→ Set problem
Bring together all lines of the material below that contain the string "Вставка".

— START OF Extracted information —

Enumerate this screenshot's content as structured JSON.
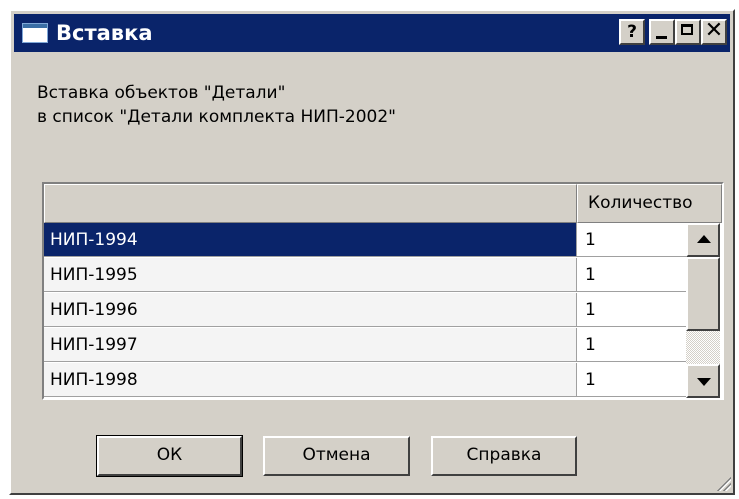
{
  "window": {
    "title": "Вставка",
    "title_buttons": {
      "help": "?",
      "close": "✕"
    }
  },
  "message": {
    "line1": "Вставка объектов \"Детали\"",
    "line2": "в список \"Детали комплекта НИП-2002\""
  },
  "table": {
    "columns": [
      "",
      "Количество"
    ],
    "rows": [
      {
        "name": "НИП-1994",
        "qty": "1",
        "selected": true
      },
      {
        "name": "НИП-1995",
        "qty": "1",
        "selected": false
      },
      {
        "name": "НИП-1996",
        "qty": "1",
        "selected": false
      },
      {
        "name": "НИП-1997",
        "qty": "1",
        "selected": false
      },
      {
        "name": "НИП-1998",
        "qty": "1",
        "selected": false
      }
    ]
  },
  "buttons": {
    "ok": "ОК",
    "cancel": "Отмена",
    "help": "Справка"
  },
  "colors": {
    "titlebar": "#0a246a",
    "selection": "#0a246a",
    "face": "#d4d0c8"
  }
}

— END OF Extracted information —

→ Exercise solution
    "title": "Вставка",
    "line1": "Вставка объектов \"Детали\"",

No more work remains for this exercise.